Pictures do not belong in the copy; restate the records below word for word.
** START OF ENTRIES SHOWN **
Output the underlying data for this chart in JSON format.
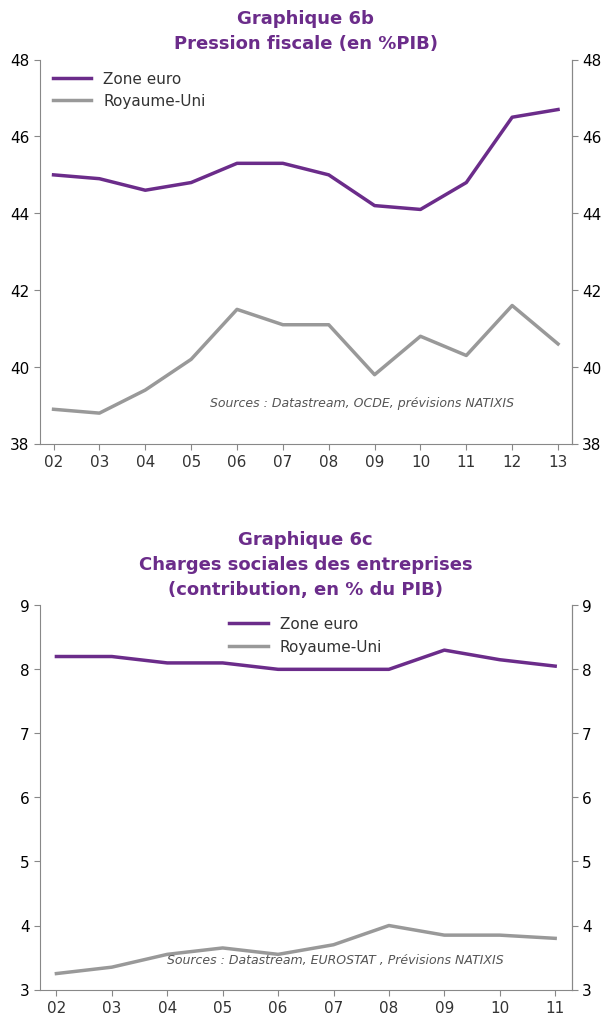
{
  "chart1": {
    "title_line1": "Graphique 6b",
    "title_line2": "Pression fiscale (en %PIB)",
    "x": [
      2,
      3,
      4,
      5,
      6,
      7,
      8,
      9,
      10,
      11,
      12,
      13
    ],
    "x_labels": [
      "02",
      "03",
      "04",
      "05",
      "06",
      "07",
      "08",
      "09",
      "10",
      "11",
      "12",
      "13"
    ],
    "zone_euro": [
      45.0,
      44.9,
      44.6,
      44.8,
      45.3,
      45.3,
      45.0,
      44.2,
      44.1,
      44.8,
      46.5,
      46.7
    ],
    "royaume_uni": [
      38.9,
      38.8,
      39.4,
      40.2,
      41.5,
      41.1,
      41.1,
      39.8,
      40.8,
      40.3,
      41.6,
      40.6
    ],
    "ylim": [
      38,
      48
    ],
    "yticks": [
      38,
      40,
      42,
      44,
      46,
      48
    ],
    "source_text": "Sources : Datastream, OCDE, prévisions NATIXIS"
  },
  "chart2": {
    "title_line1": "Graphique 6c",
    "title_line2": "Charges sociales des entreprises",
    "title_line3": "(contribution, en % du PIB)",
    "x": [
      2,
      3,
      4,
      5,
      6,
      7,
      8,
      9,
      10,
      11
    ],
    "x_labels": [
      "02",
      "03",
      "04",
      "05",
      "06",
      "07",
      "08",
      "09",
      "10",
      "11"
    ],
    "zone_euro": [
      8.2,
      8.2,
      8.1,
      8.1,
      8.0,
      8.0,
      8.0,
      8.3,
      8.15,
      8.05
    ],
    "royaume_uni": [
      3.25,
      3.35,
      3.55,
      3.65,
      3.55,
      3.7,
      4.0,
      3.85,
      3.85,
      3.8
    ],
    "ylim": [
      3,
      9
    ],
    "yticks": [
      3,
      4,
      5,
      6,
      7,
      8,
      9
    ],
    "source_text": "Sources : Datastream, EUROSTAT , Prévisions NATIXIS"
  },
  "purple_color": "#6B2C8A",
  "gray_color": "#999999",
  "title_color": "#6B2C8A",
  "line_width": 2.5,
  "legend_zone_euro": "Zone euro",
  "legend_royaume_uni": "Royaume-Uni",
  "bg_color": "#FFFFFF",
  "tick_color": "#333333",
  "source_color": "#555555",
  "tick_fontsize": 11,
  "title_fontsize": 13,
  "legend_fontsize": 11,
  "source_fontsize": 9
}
** END OF ENTRIES SHOWN **
* FULL SOLUTION:
Output the underlying data for this chart in JSON format.
{
  "chart1": {
    "title_line1": "Graphique 6b",
    "title_line2": "Pression fiscale (en %PIB)",
    "x": [
      2,
      3,
      4,
      5,
      6,
      7,
      8,
      9,
      10,
      11,
      12,
      13
    ],
    "x_labels": [
      "02",
      "03",
      "04",
      "05",
      "06",
      "07",
      "08",
      "09",
      "10",
      "11",
      "12",
      "13"
    ],
    "zone_euro": [
      45.0,
      44.9,
      44.6,
      44.8,
      45.3,
      45.3,
      45.0,
      44.2,
      44.1,
      44.8,
      46.5,
      46.7
    ],
    "royaume_uni": [
      38.9,
      38.8,
      39.4,
      40.2,
      41.5,
      41.1,
      41.1,
      39.8,
      40.8,
      40.3,
      41.6,
      40.6
    ],
    "ylim": [
      38,
      48
    ],
    "yticks": [
      38,
      40,
      42,
      44,
      46,
      48
    ],
    "source_text": "Sources : Datastream, OCDE, prévisions NATIXIS"
  },
  "chart2": {
    "title_line1": "Graphique 6c",
    "title_line2": "Charges sociales des entreprises",
    "title_line3": "(contribution, en % du PIB)",
    "x": [
      2,
      3,
      4,
      5,
      6,
      7,
      8,
      9,
      10,
      11
    ],
    "x_labels": [
      "02",
      "03",
      "04",
      "05",
      "06",
      "07",
      "08",
      "09",
      "10",
      "11"
    ],
    "zone_euro": [
      8.2,
      8.2,
      8.1,
      8.1,
      8.0,
      8.0,
      8.0,
      8.3,
      8.15,
      8.05
    ],
    "royaume_uni": [
      3.25,
      3.35,
      3.55,
      3.65,
      3.55,
      3.7,
      4.0,
      3.85,
      3.85,
      3.8
    ],
    "ylim": [
      3,
      9
    ],
    "yticks": [
      3,
      4,
      5,
      6,
      7,
      8,
      9
    ],
    "source_text": "Sources : Datastream, EUROSTAT , Prévisions NATIXIS"
  },
  "purple_color": "#6B2C8A",
  "gray_color": "#999999",
  "title_color": "#6B2C8A",
  "line_width": 2.5,
  "legend_zone_euro": "Zone euro",
  "legend_royaume_uni": "Royaume-Uni",
  "bg_color": "#FFFFFF",
  "tick_color": "#333333",
  "source_color": "#555555",
  "tick_fontsize": 11,
  "title_fontsize": 13,
  "legend_fontsize": 11,
  "source_fontsize": 9
}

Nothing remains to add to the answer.